Excerpt to read:
Begin
Re: java.lang.ClassCastException: class java.lang.String cannot be cast to class...

2024-03-17 Thread XQ Hu via user
Here is what I did including how I setup the portable runner with Flink

1. Start the local Flink cluster
2. Start the Flink job server and point to that local cluster: docker run
--net=host apache/beam_flink1.16_job_server:latest
--flink-master=localhost:8081
3. I use these pipeline options in the code: options =
PipelineOptions(parallelism=1, environment_type="LOOPBACK", job_endpoint=
"localhost:8099", streaming=True)
4. The key I think is to explicitly specify the output types for TestStream
like this: TestStream(coder=coders.StrUtf8Coder())*.with_output_types(str)*

These at least work for me.

On Thu, Mar 14, 2024 at 4:37 PM Jaehyeon Kim  wrote:

> Hello,
>
> I am trying a simple word count pipeline in a streaming environment using
> TestStream (Python SDK). While it works with the DirectRunner, it fails on
> the FlinkRunner with the following error. It looks like a type casting
> issue.
End
(Source data)
Begin
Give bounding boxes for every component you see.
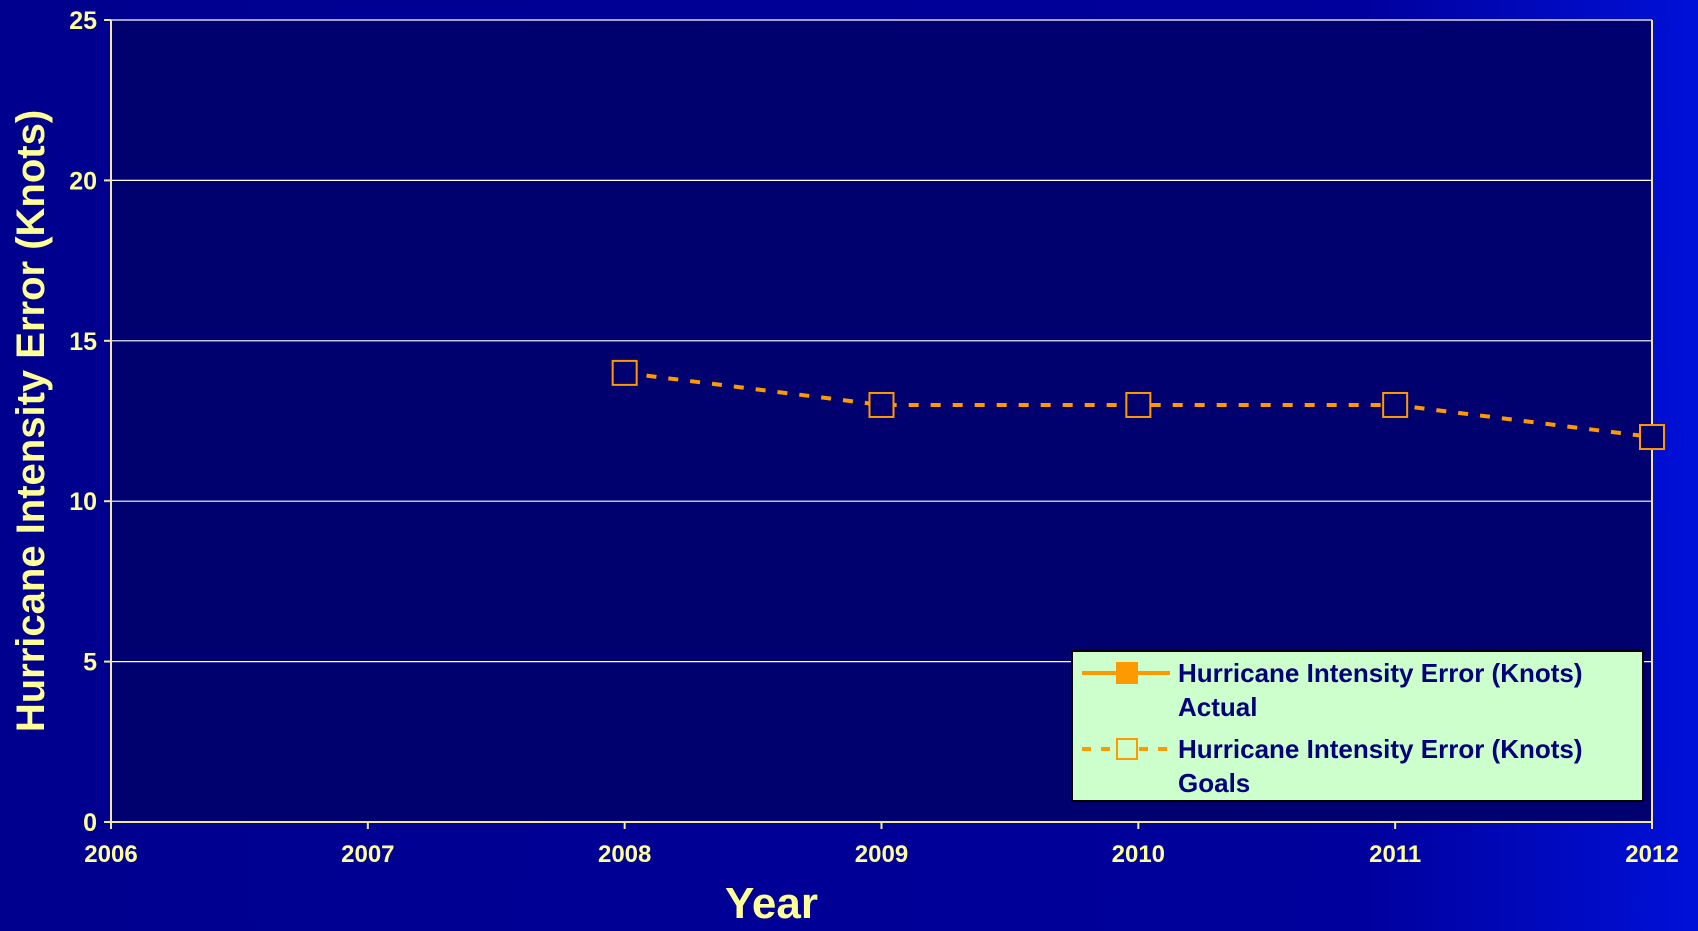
legend-box (1071, 650, 1644, 802)
data-point-2008 (611, 359, 638, 386)
x-tick-label-2009: 2009 (855, 841, 908, 868)
x-axis-title: Year (725, 879, 818, 926)
data-point-2010 (1125, 391, 1152, 418)
y-tick-label-20: 20 (69, 167, 97, 195)
x-tick-label-2007: 2007 (341, 841, 394, 868)
legend-label-actual-line1: Hurricane Intensity Error (Knots) (1178, 658, 1583, 688)
legend-entry-goals: Hurricane Intensity Error (Knots) Goals (1082, 734, 1583, 798)
legend-label-actual-line2: Actual (1178, 692, 1257, 722)
y-tick-label-25: 25 (69, 7, 97, 35)
x-tick-label-2011: 2011 (1369, 841, 1421, 868)
legend-label-goals-line2: Goals (1178, 768, 1250, 798)
tick-labels: 0 5 10 15 20 25 2006 2007 2008 2009 2010 2011 2012 (69, 7, 1679, 868)
x-tick-label-2008: 2008 (598, 841, 651, 868)
legend-label-goals-line1: Hurricane Intensity Error (Knots) (1178, 734, 1583, 764)
legend-entry-actual: Hurricane Intensity Error (Knots) Actual (1082, 658, 1583, 722)
data-point-2011 (1382, 391, 1409, 418)
series-group (611, 359, 1665, 451)
legend: Hurricane Intensity Error (Knots) Actual… (1071, 650, 1644, 802)
y-tick-label-15: 15 (69, 328, 97, 356)
y-tick-label-10: 10 (69, 488, 97, 516)
x-tick-label-2012: 2012 (1625, 841, 1678, 868)
legend-swatch-goals-marker (1116, 738, 1138, 760)
data-point-2012 (1639, 424, 1665, 451)
x-tick-label-2010: 2010 (1112, 841, 1165, 868)
y-tick-label-0: 0 (83, 809, 97, 837)
y-tick-label-5: 5 (83, 649, 97, 677)
x-tick-label-2006: 2006 (84, 841, 137, 868)
data-point-2009 (868, 391, 895, 418)
legend-swatch-actual-marker (1116, 662, 1138, 684)
y-axis-title: Hurricane Intensity Error (Knots) (9, 110, 53, 732)
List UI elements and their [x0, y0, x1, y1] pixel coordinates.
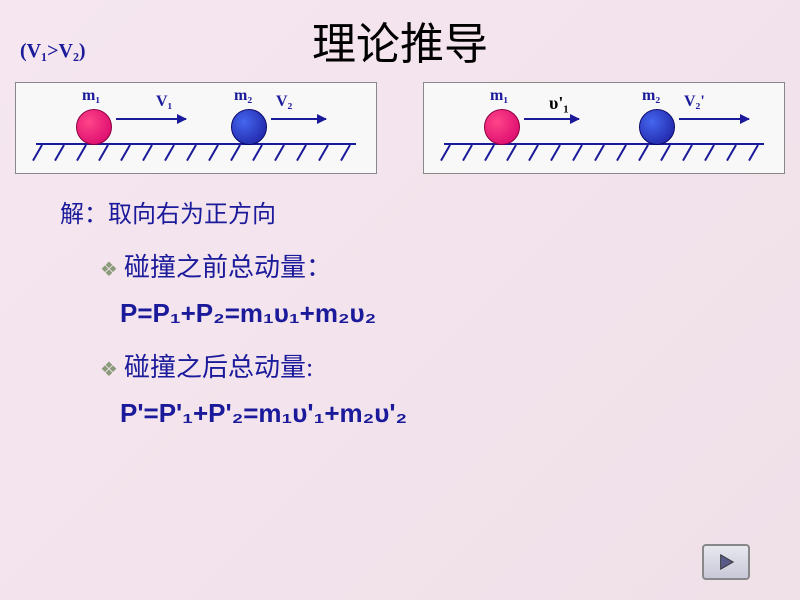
- play-icon: [717, 553, 735, 571]
- v1p-label: υ'₁: [549, 93, 569, 114]
- m2-label: m₂: [234, 87, 252, 105]
- v2p-label: V₂': [684, 93, 705, 111]
- solution-direction: 解：取向右为正方向: [60, 194, 740, 229]
- next-button[interactable]: [702, 544, 750, 580]
- v2-arrow: [271, 118, 326, 120]
- diagram-after: m₁ υ'₁ m₂ V₂': [423, 82, 785, 174]
- v2p-arrow: [679, 118, 749, 120]
- equation-after: P'=P'₁+P'₂=m₁υ'₁+m₂υ'₂: [120, 398, 740, 429]
- page-title: 理论推导: [0, 0, 800, 72]
- ball-m1-after: [484, 109, 520, 145]
- bullet-before: 碰撞之前总动量：: [100, 247, 740, 284]
- v1p-arrow: [524, 118, 579, 120]
- equation-before: P=P₁+P₂=m₁υ₁+m₂υ₂: [120, 298, 740, 329]
- m2-label-after: m₂: [642, 87, 660, 105]
- m1-label: m₁: [82, 87, 100, 105]
- ball-m1-before: [76, 109, 112, 145]
- diagram-row: m₁ V₁ m₂ V₂ m₁ υ'₁ m₂ V₂': [0, 82, 800, 174]
- v1-arrow: [116, 118, 186, 120]
- m1-label-after: m₁: [490, 87, 508, 105]
- diagram-before: m₁ V₁ m₂ V₂: [15, 82, 377, 174]
- ball-m2-after: [639, 109, 675, 145]
- velocity-condition: (V₁>V₂): [20, 40, 86, 63]
- content-area: 解：取向右为正方向 碰撞之前总动量： P=P₁+P₂=m₁υ₁+m₂υ₂ 碰撞之…: [0, 174, 800, 429]
- v1-label: V₁: [156, 93, 172, 111]
- bullet-after: 碰撞之后总动量:: [100, 347, 740, 384]
- ball-m2-before: [231, 109, 267, 145]
- v2-label: V₂: [276, 93, 292, 111]
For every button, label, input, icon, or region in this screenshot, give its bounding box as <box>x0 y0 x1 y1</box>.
End
Required actions:
1 > In the thread about the Flink ClassCastException, what does step 2's `--flink-master=localhost:8081` option accomplish? Answer in one to three sentences.
2 > Carry on the thread about the Flink ClassCastException from its last line.

Results of the exercise:
1 > It points the Flink job server, started from the apache/beam_flink1.16_job_server Docker image, to the local Flink cluster started in step 1.

2 >
>
> Traceback (most recent call last):
>   File
> "/home/jaehyeon/projects/general-demos/beam-pipelines/chapter1/first_streaming_pipeline.py",
> line 78, in 
> run()
>   File
> "/home/jaehyeon/projects/general-demos/beam-pipelines/chapter1/first_streaming_pipeline.py",
> line 74, in run
> p.run().wait_until_finish()
>   File
> "/home/jaehyeon/projects/general-demos/venv/lib/python3.10/site-packages/apache_beam/runners/portability/portable_runner.py",
> line 576, in wait_until_finish
> raise self._runtime_exception
> RuntimeError: Pipeline
> BeamApp-jaehyeon-0314203421-dfc96365_ba750d30-ff27-439d-a6ad-ce835f88fdf7
> failed in state FAILED: java.lang.ClassCastException: class
> java.lang.String cannot be cast to class [B (java.lang.String and [B are in
> module java.base of loader 'bootstrap')
>
> Can you please inform me how to fix it? Below shows the pipeline code.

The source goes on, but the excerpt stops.